--- Objective ---
Copy the data word for word, keeping every line.

===== Data

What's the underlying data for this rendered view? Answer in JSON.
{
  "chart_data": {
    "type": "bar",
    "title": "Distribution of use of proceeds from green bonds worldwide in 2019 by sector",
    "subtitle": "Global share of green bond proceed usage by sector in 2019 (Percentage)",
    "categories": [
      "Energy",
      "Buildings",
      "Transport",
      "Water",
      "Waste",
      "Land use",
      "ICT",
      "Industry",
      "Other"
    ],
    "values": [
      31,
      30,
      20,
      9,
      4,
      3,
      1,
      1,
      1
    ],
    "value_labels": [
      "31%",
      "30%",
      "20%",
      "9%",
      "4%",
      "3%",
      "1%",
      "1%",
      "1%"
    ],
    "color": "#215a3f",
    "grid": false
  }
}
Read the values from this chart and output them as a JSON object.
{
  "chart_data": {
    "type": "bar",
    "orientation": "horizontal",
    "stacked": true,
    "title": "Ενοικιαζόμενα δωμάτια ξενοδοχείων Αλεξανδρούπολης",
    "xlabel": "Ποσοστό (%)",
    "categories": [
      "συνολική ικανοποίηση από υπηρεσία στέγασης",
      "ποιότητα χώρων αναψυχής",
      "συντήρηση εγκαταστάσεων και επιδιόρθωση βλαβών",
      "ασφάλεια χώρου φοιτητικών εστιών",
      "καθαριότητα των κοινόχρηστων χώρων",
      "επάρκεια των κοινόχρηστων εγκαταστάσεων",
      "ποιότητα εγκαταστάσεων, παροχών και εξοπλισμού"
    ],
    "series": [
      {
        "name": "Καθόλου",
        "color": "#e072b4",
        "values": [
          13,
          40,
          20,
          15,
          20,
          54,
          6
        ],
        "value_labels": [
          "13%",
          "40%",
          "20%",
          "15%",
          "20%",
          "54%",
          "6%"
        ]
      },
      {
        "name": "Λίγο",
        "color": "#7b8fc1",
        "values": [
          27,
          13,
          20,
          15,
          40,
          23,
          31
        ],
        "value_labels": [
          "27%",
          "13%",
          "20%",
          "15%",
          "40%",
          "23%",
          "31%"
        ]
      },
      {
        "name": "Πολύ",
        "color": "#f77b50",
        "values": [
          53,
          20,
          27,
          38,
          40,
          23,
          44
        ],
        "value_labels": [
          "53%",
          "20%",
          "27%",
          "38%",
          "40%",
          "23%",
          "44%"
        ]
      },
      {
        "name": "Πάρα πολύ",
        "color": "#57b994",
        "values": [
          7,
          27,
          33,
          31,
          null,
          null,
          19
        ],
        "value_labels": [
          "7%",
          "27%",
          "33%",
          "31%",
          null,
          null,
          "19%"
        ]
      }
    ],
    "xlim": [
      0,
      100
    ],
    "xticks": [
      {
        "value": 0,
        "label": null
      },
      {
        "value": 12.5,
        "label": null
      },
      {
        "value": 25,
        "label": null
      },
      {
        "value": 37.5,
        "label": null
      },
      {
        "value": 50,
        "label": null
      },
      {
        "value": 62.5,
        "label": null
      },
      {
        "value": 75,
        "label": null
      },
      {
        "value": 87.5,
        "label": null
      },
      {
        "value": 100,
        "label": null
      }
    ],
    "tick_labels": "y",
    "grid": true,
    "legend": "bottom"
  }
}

==========

--- Result for this task ---
What's the underlying data for this rendered view? Answer in JSON.
{
  "chart_data": {
    "type": "bar",
    "title": "Distribution of use of proceeds from green bonds worldwide in 2019 by sector",
    "subtitle": "Global share of green bond proceed usage by sector in 2019 (Percentage)",
    "categories": [
      "Energy",
      "Buildings",
      "Transport",
      "Water",
      "Waste",
      "Land use",
      "ICT",
      "Industry",
      "Other"
    ],
    "values": [
      31,
      30,
      20,
      9,
      4,
      3,
      1,
      1,
      1
    ],
    "value_labels": [
      "31%",
      "30%",
      "20%",
      "9%",
      "4%",
      "3%",
      "1%",
      "1%",
      "1%"
    ],
    "color": "#215a3f",
    "grid": false
  }
}
Read the values from this chart and output them as a JSON object.
{
  "chart_data": {
    "type": "bar",
    "orientation": "horizontal",
    "stacked": true,
    "title": "Ενοικιαζόμενα δωμάτια ξενοδοχείων Αλεξανδρούπολης",
    "xlabel": "Ποσοστό (%)",
    "categories": [
      "συνολική ικανοποίηση από υπηρεσία στέγασης",
      "ποιότητα χώρων αναψυχής",
      "συντήρηση εγκαταστάσεων και επιδιόρθωση βλαβών",
      "ασφάλεια χώρου φοιτητικών εστιών",
      "καθαριότητα των κοινόχρηστων χώρων",
      "επάρκεια των κοινόχρηστων εγκαταστάσεων",
      "ποιότητα εγκαταστάσεων, παροχών και εξοπλισμού"
    ],
    "series": [
      {
        "name": "Καθόλου",
        "color": "#e072b4",
        "values": [
          13,
          40,
          20,
          15,
          20,
          54,
          6
        ],
        "value_labels": [
          "13%",
          "40%",
          "20%",
          "15%",
          "20%",
          "54%",
          "6%"
        ]
      },
      {
        "name": "Λίγο",
        "color": "#7b8fc1",
        "values": [
          27,
          13,
          20,
          15,
          40,
          23,
          31
        ],
        "value_labels": [
          "27%",
          "13%",
          "20%",
          "15%",
          "40%",
          "23%",
          "31%"
        ]
      },
      {
        "name": "Πολύ",
        "color": "#f77b50",
        "values": [
          53,
          20,
          27,
          38,
          40,
          23,
          44
        ],
        "value_labels": [
          "53%",
          "20%",
          "27%",
          "38%",
          "40%",
          "23%",
          "44%"
        ]
      },
      {
        "name": "Πάρα πολύ",
        "color": "#57b994",
        "values": [
          7,
          27,
          33,
          31,
          null,
          null,
          19
        ],
        "value_labels": [
          "7%",
          "27%",
          "33%",
          "31%",
          null,
          null,
          "19%"
        ]
      }
    ],
    "xlim": [
      0,
      100
    ],
    "xticks": [
      {
        "value": 0,
        "label": null
      },
      {
        "value": 12.5,
        "label": null
      },
      {
        "value": 25,
        "label": null
      },
      {
        "value": 37.5,
        "label": null
      },
      {
        "value": 50,
        "label": null
      },
      {
        "value": 62.5,
        "label": null
      },
      {
        "value": 75,
        "label": null
      },
      {
        "value": 87.5,
        "label": null
      },
      {
        "value": 100,
        "label": null
      }
    ],
    "tick_labels": "y",
    "grid": true,
    "legend": "bottom"
  }
}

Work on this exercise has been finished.